Trecho para leitura:
※ ※ ※

Conexão Suíça

O direito constitucional de não produzir prova contra si: O acesso a celulares e provas em busca e apreensão

O direito constitucional de não produzir prova contra si: O acesso a celulares e provas em busca e apreensão.

20/10/2021

O direito de não produzir provas, comumente traduzido como o direito de um acusado ficar em silêncio durante seu interrogatório policial ou judicial, teve uma interpretação atualizada em território suíço. O Supremo Tribunal Federal do país decidiu em agosto deste ano (caso 1B_277/2021)  que o acusado, quando alvo de medida de busca e apreensão, pode, como reflexo direto de seu direito de não produzir prova contra si, requerer em tempo razoável que as provas apreendidas em seu domicílio sejam lacradas e, por isso, sejam declaradas inacessíveis aos órgãos de investigação. Se realizado o pedido, apenas uma nova decisão judicial específica sobre a questão pode determinar a perda desse direito do investigado.

Na Suíça, a pessoa investigada que é alvo de busca e apreensão possui o direito de, durante a execução da medida, requerer à autoridade executora que determinados objetos sejam lacrados, como celulares, computadores, entre outros. E, ao realizar esse pedido, referidos objetos não podem ser acessados pelos órgãos investigativos – ao menos até que nova decisão judicial seja proferida nesse sentido.

Esse pedido do acusado não é visto como obstáculo às investigações e sim como medida que assegura a legalidade da produção de provas e da cadeia de custódia das provas colhidas.

A jurisprudência estabelece que se o investigado não exercer esse direito imediatamente – durante a apreensão dos objetos e dados – considera-se sua anuência ao acesso do material. No caso tratado pela Corte suíça, o investigado somente formalizou seu pedido de lacre das provas dois dias após a busca, e o tribunal local negou o pedido, alegando que tal manifestação estaria preclusa.

※ ※ ※

Dados de entrada:

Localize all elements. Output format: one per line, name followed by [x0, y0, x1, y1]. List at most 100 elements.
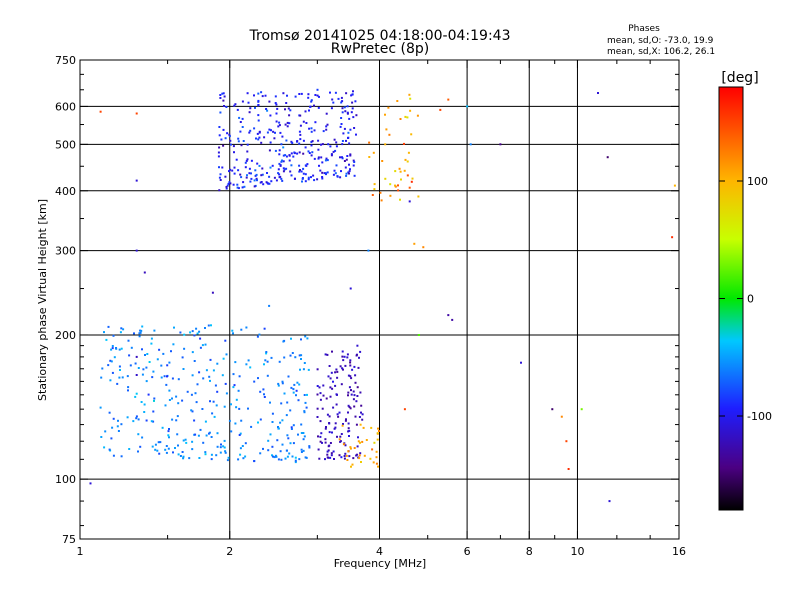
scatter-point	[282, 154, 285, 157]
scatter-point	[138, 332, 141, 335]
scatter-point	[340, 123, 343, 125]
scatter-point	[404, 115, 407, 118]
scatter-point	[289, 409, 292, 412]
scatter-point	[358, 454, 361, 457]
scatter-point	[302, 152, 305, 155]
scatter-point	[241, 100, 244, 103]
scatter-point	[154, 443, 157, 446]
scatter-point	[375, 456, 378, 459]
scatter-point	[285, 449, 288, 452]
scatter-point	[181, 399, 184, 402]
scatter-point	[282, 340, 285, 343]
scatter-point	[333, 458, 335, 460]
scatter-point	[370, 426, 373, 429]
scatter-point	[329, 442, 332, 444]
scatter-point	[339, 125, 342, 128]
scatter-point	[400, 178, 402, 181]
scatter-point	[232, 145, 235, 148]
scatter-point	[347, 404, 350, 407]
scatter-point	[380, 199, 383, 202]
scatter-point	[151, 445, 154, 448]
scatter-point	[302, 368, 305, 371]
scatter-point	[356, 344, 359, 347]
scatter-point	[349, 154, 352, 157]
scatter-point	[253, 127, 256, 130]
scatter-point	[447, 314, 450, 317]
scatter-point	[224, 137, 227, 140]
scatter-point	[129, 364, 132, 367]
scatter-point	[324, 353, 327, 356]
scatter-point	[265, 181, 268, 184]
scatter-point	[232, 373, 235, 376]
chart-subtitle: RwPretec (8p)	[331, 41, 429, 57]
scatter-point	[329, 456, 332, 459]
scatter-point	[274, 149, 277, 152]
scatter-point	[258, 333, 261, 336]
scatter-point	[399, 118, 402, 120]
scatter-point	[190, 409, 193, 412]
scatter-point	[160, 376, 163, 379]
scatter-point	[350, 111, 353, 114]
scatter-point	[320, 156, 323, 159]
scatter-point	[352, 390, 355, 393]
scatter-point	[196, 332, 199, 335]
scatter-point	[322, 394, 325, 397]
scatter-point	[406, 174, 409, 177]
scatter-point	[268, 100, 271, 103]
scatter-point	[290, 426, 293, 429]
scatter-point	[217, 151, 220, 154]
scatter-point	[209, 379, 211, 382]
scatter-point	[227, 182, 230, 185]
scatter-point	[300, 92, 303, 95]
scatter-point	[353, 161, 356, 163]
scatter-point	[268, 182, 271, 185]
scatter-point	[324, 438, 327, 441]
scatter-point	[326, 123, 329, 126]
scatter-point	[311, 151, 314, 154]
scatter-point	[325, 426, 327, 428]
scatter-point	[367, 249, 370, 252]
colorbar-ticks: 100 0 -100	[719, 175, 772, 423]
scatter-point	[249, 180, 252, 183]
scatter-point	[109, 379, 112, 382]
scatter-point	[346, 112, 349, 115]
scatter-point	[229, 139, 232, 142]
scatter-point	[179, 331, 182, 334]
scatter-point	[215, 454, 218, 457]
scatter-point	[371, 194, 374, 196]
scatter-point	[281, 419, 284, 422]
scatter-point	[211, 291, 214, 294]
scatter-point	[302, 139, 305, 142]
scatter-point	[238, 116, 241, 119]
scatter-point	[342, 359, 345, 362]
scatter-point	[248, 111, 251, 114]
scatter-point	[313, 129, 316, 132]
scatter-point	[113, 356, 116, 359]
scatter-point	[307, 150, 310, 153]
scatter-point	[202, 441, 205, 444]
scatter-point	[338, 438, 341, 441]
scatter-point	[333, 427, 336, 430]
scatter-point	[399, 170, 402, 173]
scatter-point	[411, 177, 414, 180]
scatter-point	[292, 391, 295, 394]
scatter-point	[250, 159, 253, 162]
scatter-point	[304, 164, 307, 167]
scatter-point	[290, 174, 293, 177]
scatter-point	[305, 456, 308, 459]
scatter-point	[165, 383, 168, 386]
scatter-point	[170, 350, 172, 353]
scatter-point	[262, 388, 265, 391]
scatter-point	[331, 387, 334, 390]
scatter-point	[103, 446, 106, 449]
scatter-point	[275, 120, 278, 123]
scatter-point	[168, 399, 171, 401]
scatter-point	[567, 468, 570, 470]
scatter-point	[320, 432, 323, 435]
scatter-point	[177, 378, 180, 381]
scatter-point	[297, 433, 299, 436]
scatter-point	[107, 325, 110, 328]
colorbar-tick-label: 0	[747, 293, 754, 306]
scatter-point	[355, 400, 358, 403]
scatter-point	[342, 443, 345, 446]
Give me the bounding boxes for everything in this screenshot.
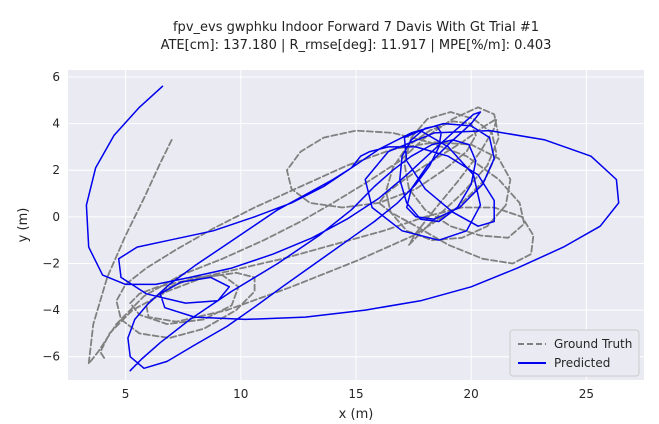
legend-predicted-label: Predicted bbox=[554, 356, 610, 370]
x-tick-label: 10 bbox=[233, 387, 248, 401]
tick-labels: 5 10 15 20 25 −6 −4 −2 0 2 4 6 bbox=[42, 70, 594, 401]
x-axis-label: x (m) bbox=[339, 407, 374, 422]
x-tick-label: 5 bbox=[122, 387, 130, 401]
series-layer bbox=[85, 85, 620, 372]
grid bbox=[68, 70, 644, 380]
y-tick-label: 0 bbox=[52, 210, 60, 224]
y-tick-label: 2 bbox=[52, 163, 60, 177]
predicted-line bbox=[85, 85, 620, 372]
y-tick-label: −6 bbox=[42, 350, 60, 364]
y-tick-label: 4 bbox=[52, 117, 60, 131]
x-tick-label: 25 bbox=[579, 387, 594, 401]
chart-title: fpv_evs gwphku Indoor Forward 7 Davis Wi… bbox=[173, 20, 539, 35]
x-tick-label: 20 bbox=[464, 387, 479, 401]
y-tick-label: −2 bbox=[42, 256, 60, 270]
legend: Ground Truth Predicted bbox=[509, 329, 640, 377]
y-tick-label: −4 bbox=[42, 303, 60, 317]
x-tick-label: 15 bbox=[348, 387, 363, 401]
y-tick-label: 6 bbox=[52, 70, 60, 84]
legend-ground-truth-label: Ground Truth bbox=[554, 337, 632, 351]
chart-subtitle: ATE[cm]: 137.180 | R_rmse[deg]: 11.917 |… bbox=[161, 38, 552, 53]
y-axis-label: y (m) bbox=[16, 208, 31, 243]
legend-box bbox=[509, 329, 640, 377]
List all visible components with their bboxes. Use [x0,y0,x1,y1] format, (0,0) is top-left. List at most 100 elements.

※ ※ ※

Requisitos da tarefa:
• A. Reproduza sem alterações as linhas da listagem, começando pela que contém "legend-predicted-label: Predicted bbox=[554, 356, 610, 370]" e terminando no fim da listagem, com as duas extremidades incluídas.
• B. Dê continuidade ao texto sobre o direito de não produzir prova contra si na Suíça, a partir do ponto em que ele termina.

Respostas do exercício:
• A.
legend-predicted-label: Predicted bbox=[554, 356, 610, 370]
x-tick-label: 10 bbox=[233, 387, 248, 401]
tick-labels: 5 10 15 20 25 −6 −4 −2 0 2 4 6 bbox=[42, 70, 594, 401]
x-axis-label: x (m) bbox=[339, 407, 374, 422]
x-tick-label: 5 bbox=[122, 387, 130, 401]
series-layer bbox=[85, 85, 620, 372]
grid bbox=[68, 70, 644, 380]
y-tick-label: 0 bbox=[52, 210, 60, 224]
y-tick-label: 2 bbox=[52, 163, 60, 177]
predicted-line bbox=[85, 85, 620, 372]
y-tick-label: −6 bbox=[42, 350, 60, 364]
y-tick-label: 4 bbox=[52, 117, 60, 131]
x-tick-label: 25 bbox=[579, 387, 594, 401]
chart-title: fpv_evs gwphku Indoor Forward 7 Davis Wi… bbox=[173, 20, 539, 35]
x-tick-label: 20 bbox=[464, 387, 479, 401]
y-tick-label: −2 bbox=[42, 256, 60, 270]
legend: Ground Truth Predicted bbox=[509, 329, 640, 377]
y-tick-label: −4 bbox=[42, 303, 60, 317]
x-tick-label: 15 bbox=[348, 387, 363, 401]
y-tick-label: 6 bbox=[52, 70, 60, 84]
legend-ground-truth-label: Ground Truth bbox=[554, 337, 632, 351]
chart-subtitle: ATE[cm]: 137.180 | R_rmse[deg]: 11.917 |… bbox=[161, 38, 552, 53]
y-axis-label: y (m) bbox=[16, 208, 31, 243]
legend-box bbox=[509, 329, 640, 377]
List all visible components with their bboxes. Use [x0,y0,x1,y1] format, (0,0) is top-left. List at most 100 elements.

• B.
Todavia, a Suprema Corte suíça considerou nova interpretação da norma no sentido de declarar ser legítimo aguardar um prazo razoável a partir da realização da busca e apreensão para que o investigado se manifeste formalmente sobre a questão.

No país, após a coleta de provas em busca e apreensão as autoridades têm o ônus de indicar porque determinado objeto ou prova coletada deve ser "desselada" (= acessada) e possuem o prazo de 20 dias para realizar esse pedido ao judiciário local. Se não o fizerem, perdem o direito de acessar as informações, caso tenha havido pedido do investigado pelo sigilo. Nesse julgamento, o tribunal local decide também pela legalidade da própria medida de busca e apreensão, em um importante e ágil mecanismo de controle dos atos policiais e da produção de provas – que, aliás, lembra a ideia do chamado "juiz de garantias" no Brasil, uma importante inovação legislativa que, infelizmente, ainda se encontra suspensa por decisão do Min. Luiz Fux, do Supremo Tribunal Federal.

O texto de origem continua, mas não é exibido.